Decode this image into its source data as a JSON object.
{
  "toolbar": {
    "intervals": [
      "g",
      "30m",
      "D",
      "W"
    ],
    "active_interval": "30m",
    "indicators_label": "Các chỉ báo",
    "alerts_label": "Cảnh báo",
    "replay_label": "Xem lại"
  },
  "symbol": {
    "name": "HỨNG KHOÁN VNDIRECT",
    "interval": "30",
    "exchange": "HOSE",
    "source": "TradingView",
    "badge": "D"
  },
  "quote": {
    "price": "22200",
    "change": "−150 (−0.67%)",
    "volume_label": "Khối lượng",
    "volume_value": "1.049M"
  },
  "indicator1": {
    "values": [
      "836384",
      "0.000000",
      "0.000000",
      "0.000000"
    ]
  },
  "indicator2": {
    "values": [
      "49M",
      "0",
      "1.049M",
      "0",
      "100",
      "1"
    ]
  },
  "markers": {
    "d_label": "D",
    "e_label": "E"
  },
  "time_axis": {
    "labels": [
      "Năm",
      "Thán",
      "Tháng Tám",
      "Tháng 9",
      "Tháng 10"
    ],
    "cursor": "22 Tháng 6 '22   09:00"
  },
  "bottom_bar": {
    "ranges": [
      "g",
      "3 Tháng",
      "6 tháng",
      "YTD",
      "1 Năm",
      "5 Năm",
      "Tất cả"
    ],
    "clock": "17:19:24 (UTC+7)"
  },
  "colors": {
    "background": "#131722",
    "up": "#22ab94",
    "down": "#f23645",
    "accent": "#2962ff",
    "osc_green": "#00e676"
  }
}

━━━━━━━━━━━━━━━━━━━━━━━━━━━━━━

In full and verbatim, repeat the records given above.

§ Answer to this task
Decode this image into its source data as a JSON object.
{
  "toolbar": {
    "intervals": [
      "g",
      "30m",
      "D",
      "W"
    ],
    "active_interval": "30m",
    "indicators_label": "Các chỉ báo",
    "alerts_label": "Cảnh báo",
    "replay_label": "Xem lại"
  },
  "symbol": {
    "name": "HỨNG KHOÁN VNDIRECT",
    "interval": "30",
    "exchange": "HOSE",
    "source": "TradingView",
    "badge": "D"
  },
  "quote": {
    "price": "22200",
    "change": "−150 (−0.67%)",
    "volume_label": "Khối lượng",
    "volume_value": "1.049M"
  },
  "indicator1": {
    "values": [
      "836384",
      "0.000000",
      "0.000000",
      "0.000000"
    ]
  },
  "indicator2": {
    "values": [
      "49M",
      "0",
      "1.049M",
      "0",
      "100",
      "1"
    ]
  },
  "markers": {
    "d_label": "D",
    "e_label": "E"
  },
  "time_axis": {
    "labels": [
      "Năm",
      "Thán",
      "Tháng Tám",
      "Tháng 9",
      "Tháng 10"
    ],
    "cursor": "22 Tháng 6 '22   09:00"
  },
  "bottom_bar": {
    "ranges": [
      "g",
      "3 Tháng",
      "6 tháng",
      "YTD",
      "1 Năm",
      "5 Năm",
      "Tất cả"
    ],
    "clock": "17:19:24 (UTC+7)"
  },
  "colors": {
    "background": "#131722",
    "up": "#22ab94",
    "down": "#f23645",
    "accent": "#2962ff",
    "osc_green": "#00e676"
  }
}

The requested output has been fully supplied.